Filter the records below for the word "text". Copy each line that holds it.

[Extracted records]
+ + +

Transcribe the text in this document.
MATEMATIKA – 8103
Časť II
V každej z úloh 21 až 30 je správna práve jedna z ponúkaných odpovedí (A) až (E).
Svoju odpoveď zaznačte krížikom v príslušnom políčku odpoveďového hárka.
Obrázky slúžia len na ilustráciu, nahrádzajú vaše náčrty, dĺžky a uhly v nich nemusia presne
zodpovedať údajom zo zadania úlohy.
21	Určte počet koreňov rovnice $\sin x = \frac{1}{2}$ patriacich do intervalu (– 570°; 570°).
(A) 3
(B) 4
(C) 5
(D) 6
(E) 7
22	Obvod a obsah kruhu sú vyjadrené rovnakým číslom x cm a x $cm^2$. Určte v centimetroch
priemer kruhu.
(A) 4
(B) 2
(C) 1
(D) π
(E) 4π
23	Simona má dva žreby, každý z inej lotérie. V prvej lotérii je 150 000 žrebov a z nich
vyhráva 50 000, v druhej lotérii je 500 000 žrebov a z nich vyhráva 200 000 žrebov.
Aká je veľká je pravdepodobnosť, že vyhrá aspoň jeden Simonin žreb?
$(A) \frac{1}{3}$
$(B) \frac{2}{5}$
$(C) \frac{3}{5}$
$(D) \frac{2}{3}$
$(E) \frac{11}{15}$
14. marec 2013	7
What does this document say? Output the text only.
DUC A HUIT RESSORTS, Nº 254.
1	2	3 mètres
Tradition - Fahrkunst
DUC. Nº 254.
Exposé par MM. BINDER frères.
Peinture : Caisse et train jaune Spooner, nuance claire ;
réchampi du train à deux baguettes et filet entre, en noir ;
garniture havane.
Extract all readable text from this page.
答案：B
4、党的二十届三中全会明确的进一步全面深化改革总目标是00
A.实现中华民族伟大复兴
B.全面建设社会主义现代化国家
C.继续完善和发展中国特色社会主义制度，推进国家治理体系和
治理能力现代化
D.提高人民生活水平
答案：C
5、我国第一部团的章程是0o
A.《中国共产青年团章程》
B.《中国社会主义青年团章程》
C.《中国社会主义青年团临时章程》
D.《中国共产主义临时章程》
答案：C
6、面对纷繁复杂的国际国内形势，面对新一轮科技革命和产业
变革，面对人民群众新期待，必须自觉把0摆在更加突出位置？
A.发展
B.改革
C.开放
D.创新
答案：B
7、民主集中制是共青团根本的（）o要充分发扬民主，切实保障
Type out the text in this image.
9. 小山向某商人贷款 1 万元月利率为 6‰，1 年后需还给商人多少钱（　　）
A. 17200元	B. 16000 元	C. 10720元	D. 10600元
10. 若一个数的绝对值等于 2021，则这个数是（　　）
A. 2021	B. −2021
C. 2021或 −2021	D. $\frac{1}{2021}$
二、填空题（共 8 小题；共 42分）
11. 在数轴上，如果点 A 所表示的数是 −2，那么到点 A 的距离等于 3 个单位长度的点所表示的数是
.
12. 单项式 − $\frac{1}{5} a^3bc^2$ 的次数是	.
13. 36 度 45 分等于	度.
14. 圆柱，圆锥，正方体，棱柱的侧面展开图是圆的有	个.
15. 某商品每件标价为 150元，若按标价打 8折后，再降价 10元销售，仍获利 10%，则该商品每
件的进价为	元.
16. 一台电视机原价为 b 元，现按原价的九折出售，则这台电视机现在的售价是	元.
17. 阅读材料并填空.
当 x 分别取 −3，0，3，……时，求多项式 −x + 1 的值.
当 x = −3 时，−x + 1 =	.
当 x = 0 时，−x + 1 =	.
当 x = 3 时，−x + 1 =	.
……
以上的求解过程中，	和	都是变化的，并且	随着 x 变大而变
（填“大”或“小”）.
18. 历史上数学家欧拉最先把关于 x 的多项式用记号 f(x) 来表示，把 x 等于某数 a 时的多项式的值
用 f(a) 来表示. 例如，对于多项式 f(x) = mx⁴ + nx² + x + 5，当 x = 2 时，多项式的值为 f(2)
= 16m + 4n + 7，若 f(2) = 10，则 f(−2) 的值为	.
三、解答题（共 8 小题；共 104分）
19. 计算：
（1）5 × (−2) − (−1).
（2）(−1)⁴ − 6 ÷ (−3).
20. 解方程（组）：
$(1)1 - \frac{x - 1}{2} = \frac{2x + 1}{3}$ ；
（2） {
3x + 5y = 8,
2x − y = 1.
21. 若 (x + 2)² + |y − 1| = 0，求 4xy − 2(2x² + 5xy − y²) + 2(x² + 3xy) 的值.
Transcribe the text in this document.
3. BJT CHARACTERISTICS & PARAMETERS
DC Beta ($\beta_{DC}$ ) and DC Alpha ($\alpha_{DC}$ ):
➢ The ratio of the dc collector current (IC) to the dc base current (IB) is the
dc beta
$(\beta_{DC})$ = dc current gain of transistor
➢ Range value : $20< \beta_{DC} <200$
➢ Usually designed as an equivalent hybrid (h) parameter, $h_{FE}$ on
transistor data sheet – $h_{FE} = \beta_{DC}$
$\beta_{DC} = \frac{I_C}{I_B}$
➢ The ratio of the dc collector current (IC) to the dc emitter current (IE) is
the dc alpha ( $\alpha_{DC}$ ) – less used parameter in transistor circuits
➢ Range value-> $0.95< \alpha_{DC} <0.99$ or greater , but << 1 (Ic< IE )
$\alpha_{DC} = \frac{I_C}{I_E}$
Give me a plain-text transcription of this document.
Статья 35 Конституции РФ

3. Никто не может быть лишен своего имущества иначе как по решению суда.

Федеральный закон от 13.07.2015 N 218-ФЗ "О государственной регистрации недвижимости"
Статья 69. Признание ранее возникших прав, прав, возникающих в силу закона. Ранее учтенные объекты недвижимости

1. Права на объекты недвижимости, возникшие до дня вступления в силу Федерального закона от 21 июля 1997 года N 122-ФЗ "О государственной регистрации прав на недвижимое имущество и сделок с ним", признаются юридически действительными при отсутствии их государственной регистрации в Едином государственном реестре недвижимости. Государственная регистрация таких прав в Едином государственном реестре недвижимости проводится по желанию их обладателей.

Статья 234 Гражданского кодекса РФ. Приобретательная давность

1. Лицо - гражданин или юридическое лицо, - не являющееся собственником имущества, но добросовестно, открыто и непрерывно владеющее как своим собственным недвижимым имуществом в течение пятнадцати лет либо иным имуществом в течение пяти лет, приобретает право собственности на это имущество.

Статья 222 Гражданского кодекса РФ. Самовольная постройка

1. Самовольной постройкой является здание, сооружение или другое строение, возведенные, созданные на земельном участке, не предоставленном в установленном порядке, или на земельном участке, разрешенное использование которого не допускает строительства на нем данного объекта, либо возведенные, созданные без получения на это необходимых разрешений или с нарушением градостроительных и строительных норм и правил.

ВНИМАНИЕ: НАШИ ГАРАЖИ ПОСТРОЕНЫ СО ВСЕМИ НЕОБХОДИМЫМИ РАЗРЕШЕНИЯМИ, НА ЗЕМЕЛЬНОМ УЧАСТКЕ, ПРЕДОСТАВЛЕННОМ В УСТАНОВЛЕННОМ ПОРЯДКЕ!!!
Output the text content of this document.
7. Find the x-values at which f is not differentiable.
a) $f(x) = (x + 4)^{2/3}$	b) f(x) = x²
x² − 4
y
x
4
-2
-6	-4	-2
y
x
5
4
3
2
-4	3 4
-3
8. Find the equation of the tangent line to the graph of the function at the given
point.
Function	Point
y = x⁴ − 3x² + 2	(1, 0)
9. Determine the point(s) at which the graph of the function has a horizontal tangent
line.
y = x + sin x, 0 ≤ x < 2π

+ + +

IN RESPONSE:
Transcribe the text in this document.
What does this document say? Output the text only.
Extract all readable text from this page.
Type out the text in this image.
Transcribe the text in this document.
Give me a plain-text transcription of this document.
Output the text content of this document.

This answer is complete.